What is expected: Check every line below for the word "color" and copy each one that has it.

--- start of Rows ---

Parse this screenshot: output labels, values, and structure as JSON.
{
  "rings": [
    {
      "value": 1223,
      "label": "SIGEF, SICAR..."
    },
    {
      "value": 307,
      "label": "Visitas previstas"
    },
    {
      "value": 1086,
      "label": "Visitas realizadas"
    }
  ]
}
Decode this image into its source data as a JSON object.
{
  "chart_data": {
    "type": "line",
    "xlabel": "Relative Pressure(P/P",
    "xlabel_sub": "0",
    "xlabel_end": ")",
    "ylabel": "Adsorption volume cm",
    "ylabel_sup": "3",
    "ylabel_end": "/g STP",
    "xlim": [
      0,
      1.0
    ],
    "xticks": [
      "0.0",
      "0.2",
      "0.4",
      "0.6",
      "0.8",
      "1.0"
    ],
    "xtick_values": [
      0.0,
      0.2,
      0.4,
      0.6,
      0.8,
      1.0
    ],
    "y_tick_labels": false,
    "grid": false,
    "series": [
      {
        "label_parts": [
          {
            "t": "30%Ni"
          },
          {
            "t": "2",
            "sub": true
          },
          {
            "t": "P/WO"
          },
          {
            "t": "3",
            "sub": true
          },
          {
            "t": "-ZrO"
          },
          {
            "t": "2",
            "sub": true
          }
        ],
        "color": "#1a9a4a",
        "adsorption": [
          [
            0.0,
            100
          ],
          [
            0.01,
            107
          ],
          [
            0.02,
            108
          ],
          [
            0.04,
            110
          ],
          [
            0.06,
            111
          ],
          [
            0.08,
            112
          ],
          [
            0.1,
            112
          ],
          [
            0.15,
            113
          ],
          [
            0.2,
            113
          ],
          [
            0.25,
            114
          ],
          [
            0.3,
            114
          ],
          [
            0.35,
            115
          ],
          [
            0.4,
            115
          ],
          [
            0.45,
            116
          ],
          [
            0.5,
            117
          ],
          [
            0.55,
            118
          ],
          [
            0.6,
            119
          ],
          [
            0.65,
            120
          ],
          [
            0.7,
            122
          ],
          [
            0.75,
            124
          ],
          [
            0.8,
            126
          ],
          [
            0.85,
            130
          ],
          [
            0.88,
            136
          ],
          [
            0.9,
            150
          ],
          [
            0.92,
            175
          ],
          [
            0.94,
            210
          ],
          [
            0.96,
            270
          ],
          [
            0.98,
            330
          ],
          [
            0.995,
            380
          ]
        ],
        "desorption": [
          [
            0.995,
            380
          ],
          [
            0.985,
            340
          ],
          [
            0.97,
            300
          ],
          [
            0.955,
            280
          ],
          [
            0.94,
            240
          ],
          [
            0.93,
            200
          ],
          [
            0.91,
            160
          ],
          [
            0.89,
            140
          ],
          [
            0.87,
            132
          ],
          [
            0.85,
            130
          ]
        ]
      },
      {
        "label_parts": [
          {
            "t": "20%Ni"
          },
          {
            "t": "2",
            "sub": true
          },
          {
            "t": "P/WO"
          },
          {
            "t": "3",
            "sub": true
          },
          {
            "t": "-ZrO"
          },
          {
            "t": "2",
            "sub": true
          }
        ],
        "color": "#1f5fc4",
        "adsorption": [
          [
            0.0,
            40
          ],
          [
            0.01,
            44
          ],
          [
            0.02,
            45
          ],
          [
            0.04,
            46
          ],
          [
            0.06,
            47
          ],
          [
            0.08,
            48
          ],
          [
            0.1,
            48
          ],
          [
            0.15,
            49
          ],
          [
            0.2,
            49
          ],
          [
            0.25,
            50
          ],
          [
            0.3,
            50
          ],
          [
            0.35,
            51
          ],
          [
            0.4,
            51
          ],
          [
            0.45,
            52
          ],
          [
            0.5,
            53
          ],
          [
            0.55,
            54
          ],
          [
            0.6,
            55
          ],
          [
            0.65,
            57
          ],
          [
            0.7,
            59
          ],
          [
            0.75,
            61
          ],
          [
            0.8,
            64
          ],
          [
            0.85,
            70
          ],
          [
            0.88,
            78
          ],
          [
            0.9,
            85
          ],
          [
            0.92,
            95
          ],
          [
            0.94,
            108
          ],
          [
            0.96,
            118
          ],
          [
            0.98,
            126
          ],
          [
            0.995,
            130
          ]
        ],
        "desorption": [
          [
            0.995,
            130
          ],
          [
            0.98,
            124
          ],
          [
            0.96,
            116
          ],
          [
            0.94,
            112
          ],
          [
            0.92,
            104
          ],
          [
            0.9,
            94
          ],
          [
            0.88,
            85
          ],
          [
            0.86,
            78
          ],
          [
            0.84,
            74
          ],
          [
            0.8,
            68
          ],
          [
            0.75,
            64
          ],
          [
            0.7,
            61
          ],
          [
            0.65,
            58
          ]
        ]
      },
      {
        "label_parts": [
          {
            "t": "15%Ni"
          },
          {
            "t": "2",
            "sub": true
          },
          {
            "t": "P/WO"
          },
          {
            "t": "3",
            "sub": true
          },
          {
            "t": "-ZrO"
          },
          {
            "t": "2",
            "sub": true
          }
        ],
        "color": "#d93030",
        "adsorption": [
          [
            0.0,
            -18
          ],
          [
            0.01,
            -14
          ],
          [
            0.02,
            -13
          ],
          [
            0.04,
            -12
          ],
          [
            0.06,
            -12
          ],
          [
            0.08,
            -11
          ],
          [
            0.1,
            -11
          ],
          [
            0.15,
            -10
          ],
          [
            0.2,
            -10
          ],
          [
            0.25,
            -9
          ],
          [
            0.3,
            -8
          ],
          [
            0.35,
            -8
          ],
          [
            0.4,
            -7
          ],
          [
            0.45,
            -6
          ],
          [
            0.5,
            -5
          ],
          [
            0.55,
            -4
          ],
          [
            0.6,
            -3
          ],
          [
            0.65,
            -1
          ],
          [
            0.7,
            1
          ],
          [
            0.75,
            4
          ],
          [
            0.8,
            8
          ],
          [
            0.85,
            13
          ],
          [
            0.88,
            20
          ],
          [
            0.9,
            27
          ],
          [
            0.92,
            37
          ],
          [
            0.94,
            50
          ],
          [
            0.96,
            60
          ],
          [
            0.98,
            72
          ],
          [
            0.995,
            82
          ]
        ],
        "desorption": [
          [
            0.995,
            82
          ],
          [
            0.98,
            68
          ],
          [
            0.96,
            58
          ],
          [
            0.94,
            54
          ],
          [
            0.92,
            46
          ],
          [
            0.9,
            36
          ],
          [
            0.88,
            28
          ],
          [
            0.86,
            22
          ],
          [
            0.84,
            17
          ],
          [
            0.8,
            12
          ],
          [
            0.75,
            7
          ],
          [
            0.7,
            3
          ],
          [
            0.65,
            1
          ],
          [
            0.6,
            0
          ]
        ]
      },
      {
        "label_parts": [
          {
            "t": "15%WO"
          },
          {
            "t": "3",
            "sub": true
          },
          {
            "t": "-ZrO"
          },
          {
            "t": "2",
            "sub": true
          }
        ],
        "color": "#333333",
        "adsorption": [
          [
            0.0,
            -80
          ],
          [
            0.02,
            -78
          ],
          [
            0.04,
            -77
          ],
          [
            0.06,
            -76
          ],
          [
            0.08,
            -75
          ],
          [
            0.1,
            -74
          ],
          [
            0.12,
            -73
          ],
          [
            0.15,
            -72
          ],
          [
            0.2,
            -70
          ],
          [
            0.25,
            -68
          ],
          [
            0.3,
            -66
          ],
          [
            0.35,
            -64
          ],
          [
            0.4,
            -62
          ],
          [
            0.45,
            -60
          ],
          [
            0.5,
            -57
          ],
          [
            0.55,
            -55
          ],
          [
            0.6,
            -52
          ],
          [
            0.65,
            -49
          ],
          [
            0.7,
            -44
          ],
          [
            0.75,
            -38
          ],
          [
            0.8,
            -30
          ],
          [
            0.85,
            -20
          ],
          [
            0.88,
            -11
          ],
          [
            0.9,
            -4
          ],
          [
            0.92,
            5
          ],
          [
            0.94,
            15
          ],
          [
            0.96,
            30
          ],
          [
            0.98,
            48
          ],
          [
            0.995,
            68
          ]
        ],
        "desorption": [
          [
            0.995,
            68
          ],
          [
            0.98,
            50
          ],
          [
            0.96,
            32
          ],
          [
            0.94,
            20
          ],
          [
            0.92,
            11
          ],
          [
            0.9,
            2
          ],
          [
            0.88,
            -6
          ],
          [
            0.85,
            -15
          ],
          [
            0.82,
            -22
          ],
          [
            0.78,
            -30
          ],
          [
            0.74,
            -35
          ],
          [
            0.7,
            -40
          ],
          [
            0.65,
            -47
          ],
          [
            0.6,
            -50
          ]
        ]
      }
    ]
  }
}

--- end of Rows ---

Result of the exercise:
        "color": "#1a9a4a",
        "color": "#1f5fc4",
        "color": "#d93030",
        "color": "#333333",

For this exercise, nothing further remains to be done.